EXERCISE PASSAGE: Begin

- Directed by: Fernando Cortés
- Written by: Fernando Cortés Fernando Galiana Carlos Sampelayo
- Produced by: Óscar J. Brooks Ernesto Enríquez
- Starring: Kitty de Hoyos Sergio Corona Alfonso Arau Germán Valdés "Tin-Tan" Marco Antonio Campos "Viruta" Gaspar Henaine "Capulina" Manuel "El Loco" Valdés Fannie Kauffman "Vitola" Leopoldo "Polo" Ortin, Joaquín García "Borolas" Ramiro Gamboa "Tío Gamboin" Xavier López "Chabelo" Celia Viveros Cuca Escobar
- Cinematography: José Ortiz Ramos
- Edited by: Rafael Ceballos
- Music by: Manuel Esperón
- Production company: Brooks y Enríquez
- Release date: 2 April 1958 (Mexico);
- Running time: 80 minutes
- Country: Mexico
- Language: Spanish

= Trip to the Moon (1958 film) =

1958 Mexican film by Fernando Cortés

Trip to the Moon (Viaje a la luna) is a 1958 Mexican comedy film written and directed by Fernando Cortés, and starring Kitty de Hoyos and an ensemble cast of comedians such as Sergio Corona, Alfonso Arau, Germán Valdés "Tin-Tan", Marco Antonio Campos "Viruta", Gaspar Henaine "Capulina", Manuel "El Loco" Valdés, Fannie Kauffman "Vitola", Leopoldo "Polo" Ortin, Joaquín García "Borolas", Ramiro Gamboa "Tio Gamboin", Xavier López "Chabelo", Celia Viveros and Cuca Escobar. It has multiple references to the classic film Le Voyage dans la Lune (1902) by Georges Méliès.

EXERCISE PASSAGE: End
RECORDS SHOWN: Begin

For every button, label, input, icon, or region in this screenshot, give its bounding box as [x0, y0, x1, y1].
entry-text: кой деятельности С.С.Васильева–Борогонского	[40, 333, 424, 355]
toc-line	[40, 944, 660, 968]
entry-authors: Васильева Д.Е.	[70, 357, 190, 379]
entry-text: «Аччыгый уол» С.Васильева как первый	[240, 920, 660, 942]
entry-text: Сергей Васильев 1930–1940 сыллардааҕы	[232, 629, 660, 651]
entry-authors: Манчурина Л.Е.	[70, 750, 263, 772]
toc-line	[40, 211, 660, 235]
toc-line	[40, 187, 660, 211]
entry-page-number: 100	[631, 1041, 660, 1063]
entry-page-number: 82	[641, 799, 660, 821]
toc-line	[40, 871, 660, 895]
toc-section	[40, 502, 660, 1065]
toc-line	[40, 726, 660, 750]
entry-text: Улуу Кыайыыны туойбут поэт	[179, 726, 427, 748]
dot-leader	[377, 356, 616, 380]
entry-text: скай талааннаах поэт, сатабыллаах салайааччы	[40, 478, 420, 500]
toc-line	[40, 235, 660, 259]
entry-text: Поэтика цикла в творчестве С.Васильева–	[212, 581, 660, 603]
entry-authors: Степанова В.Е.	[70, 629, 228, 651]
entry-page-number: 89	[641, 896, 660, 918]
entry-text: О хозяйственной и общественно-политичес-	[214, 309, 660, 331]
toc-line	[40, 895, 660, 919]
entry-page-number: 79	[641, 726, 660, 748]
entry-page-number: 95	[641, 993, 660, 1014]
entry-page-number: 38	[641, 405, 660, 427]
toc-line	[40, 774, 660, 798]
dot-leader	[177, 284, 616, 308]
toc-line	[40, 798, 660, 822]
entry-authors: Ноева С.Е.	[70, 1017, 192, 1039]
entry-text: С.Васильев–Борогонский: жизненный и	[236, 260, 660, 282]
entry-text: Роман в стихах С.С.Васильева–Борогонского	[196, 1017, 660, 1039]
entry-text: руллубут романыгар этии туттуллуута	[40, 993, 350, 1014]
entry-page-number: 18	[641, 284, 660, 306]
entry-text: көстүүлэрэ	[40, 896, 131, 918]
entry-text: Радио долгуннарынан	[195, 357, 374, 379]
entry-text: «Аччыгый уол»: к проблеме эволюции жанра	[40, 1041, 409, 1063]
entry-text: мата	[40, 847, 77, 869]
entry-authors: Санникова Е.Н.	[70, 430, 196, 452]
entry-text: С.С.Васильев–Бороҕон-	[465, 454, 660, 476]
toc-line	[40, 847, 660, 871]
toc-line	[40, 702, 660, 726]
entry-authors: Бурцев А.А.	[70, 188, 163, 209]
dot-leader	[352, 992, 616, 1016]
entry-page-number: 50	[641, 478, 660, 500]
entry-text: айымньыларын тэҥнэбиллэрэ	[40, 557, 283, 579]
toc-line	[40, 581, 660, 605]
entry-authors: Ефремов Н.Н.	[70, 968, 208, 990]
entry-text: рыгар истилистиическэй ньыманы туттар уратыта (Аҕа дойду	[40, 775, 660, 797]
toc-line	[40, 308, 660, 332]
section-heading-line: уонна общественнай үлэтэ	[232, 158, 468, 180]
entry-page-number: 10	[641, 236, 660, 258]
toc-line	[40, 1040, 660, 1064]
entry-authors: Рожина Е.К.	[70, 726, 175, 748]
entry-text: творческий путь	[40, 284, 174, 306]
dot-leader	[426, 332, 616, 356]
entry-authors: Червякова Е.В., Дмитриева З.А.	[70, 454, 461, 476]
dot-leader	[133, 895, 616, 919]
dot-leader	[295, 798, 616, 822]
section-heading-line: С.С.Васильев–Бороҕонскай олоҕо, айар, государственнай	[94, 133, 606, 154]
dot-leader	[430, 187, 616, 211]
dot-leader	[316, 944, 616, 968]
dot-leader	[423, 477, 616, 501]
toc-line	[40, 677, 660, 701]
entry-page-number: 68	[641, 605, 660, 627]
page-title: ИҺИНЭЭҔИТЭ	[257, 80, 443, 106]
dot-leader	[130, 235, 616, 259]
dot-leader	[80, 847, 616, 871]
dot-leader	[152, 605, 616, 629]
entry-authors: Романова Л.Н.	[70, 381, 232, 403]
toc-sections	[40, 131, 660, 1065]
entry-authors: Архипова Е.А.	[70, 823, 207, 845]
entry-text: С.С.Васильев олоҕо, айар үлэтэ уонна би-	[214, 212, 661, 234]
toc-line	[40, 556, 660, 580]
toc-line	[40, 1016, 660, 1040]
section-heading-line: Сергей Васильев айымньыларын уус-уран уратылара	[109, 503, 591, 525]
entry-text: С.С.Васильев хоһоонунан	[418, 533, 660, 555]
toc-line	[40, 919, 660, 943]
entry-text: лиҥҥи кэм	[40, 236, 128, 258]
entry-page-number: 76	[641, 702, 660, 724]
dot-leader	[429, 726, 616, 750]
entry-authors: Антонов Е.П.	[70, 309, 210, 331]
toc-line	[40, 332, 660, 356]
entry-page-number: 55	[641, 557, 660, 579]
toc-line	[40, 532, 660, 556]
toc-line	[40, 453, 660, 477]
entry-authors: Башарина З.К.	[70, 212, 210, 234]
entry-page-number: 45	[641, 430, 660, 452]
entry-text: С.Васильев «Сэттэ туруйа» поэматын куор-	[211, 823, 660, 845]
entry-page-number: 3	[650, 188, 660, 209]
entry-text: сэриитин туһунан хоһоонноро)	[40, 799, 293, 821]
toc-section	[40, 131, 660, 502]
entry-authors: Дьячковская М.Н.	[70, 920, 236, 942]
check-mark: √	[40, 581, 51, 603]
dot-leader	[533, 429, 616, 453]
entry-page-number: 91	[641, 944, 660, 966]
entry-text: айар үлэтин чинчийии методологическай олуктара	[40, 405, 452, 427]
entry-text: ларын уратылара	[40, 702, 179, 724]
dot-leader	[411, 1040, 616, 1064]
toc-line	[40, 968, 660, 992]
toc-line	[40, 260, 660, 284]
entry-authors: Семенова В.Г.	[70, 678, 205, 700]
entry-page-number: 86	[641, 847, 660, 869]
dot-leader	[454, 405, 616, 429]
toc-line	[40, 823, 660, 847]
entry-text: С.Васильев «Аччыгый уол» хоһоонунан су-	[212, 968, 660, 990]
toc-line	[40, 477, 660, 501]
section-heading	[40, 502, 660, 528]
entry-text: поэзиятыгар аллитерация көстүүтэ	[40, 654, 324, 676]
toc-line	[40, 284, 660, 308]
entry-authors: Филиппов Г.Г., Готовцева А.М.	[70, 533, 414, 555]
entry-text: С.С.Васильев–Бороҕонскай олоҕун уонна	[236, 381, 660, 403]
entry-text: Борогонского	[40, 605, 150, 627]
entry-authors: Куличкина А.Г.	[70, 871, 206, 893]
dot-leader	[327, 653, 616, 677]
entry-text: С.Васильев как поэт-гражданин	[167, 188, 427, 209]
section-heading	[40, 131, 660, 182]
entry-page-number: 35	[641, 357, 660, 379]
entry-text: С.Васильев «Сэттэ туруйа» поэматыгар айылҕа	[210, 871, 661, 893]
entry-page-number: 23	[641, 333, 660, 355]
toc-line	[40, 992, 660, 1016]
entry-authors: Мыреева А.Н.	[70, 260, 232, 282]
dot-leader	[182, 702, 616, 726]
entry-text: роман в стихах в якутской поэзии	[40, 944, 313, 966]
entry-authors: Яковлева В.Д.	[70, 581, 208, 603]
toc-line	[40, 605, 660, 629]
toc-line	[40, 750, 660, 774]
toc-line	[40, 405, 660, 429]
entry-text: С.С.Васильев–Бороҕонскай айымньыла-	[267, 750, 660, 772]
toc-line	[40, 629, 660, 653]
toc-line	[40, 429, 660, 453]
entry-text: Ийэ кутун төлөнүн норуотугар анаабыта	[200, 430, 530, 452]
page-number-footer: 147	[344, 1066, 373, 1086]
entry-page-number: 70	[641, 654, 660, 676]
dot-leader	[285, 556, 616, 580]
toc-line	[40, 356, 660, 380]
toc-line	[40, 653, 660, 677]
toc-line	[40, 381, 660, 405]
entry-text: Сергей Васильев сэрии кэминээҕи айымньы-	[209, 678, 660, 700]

RECORDS SHOWN: End

ASSIGNMENT:
Pick up the 1958 film Trip to the Moon article after its last sentence and carry it on.

SOLVED EXERCISE:
==Plot==
The film is set in a mental asylum, where a group of patients imagines themselves embarking on a journey to the Moon. The patients, trapped in their delusions, create an elaborate fantasy of space exploration, blurring the lines between reality and imagination. The film combines humor, absurdity, and surrealism, exploring themes of escapism, mental illness, and the power of the mind.